[TASK DATA]
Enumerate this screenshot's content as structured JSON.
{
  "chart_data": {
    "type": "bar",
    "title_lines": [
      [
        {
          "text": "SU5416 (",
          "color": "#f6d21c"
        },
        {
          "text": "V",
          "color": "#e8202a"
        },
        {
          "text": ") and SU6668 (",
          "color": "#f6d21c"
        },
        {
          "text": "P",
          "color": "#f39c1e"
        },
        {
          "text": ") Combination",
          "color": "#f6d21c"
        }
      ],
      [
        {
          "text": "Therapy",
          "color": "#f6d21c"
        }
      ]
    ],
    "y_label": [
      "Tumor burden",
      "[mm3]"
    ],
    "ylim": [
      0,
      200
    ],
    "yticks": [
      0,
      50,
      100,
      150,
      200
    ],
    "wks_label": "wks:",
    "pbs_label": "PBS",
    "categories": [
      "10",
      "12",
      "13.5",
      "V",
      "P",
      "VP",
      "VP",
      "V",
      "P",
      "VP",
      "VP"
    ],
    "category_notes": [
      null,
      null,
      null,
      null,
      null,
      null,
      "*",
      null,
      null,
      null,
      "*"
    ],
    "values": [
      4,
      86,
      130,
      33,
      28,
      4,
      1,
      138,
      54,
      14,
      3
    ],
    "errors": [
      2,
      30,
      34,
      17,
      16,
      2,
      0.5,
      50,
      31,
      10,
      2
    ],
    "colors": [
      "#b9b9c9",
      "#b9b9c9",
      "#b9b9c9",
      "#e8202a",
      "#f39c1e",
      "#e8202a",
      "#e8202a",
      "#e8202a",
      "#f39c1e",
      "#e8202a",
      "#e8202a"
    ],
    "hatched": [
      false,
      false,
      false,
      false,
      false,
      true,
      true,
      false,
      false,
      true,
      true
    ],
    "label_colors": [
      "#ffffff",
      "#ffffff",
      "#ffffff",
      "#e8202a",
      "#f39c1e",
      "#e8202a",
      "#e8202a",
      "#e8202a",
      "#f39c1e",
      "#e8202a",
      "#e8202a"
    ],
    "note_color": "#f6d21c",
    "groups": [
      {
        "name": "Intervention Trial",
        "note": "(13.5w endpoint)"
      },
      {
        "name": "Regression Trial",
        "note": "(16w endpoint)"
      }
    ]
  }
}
[/TASK DATA]
-- PROBLEM DETAILS --
For each line in the data, set it down again exactly.

-- PROBLEM SOLUTION --
Enumerate this screenshot's content as structured JSON.
{
  "chart_data": {
    "type": "bar",
    "title_lines": [
      [
        {
          "text": "SU5416 (",
          "color": "#f6d21c"
        },
        {
          "text": "V",
          "color": "#e8202a"
        },
        {
          "text": ") and SU6668 (",
          "color": "#f6d21c"
        },
        {
          "text": "P",
          "color": "#f39c1e"
        },
        {
          "text": ") Combination",
          "color": "#f6d21c"
        }
      ],
      [
        {
          "text": "Therapy",
          "color": "#f6d21c"
        }
      ]
    ],
    "y_label": [
      "Tumor burden",
      "[mm3]"
    ],
    "ylim": [
      0,
      200
    ],
    "yticks": [
      0,
      50,
      100,
      150,
      200
    ],
    "wks_label": "wks:",
    "pbs_label": "PBS",
    "categories": [
      "10",
      "12",
      "13.5",
      "V",
      "P",
      "VP",
      "VP",
      "V",
      "P",
      "VP",
      "VP"
    ],
    "category_notes": [
      null,
      null,
      null,
      null,
      null,
      null,
      "*",
      null,
      null,
      null,
      "*"
    ],
    "values": [
      4,
      86,
      130,
      33,
      28,
      4,
      1,
      138,
      54,
      14,
      3
    ],
    "errors": [
      2,
      30,
      34,
      17,
      16,
      2,
      0.5,
      50,
      31,
      10,
      2
    ],
    "colors": [
      "#b9b9c9",
      "#b9b9c9",
      "#b9b9c9",
      "#e8202a",
      "#f39c1e",
      "#e8202a",
      "#e8202a",
      "#e8202a",
      "#f39c1e",
      "#e8202a",
      "#e8202a"
    ],
    "hatched": [
      false,
      false,
      false,
      false,
      false,
      true,
      true,
      false,
      false,
      true,
      true
    ],
    "label_colors": [
      "#ffffff",
      "#ffffff",
      "#ffffff",
      "#e8202a",
      "#f39c1e",
      "#e8202a",
      "#e8202a",
      "#e8202a",
      "#f39c1e",
      "#e8202a",
      "#e8202a"
    ],
    "note_color": "#f6d21c",
    "groups": [
      {
        "name": "Intervention Trial",
        "note": "(13.5w endpoint)"
      },
      {
        "name": "Regression Trial",
        "note": "(16w endpoint)"
      }
    ]
  }
}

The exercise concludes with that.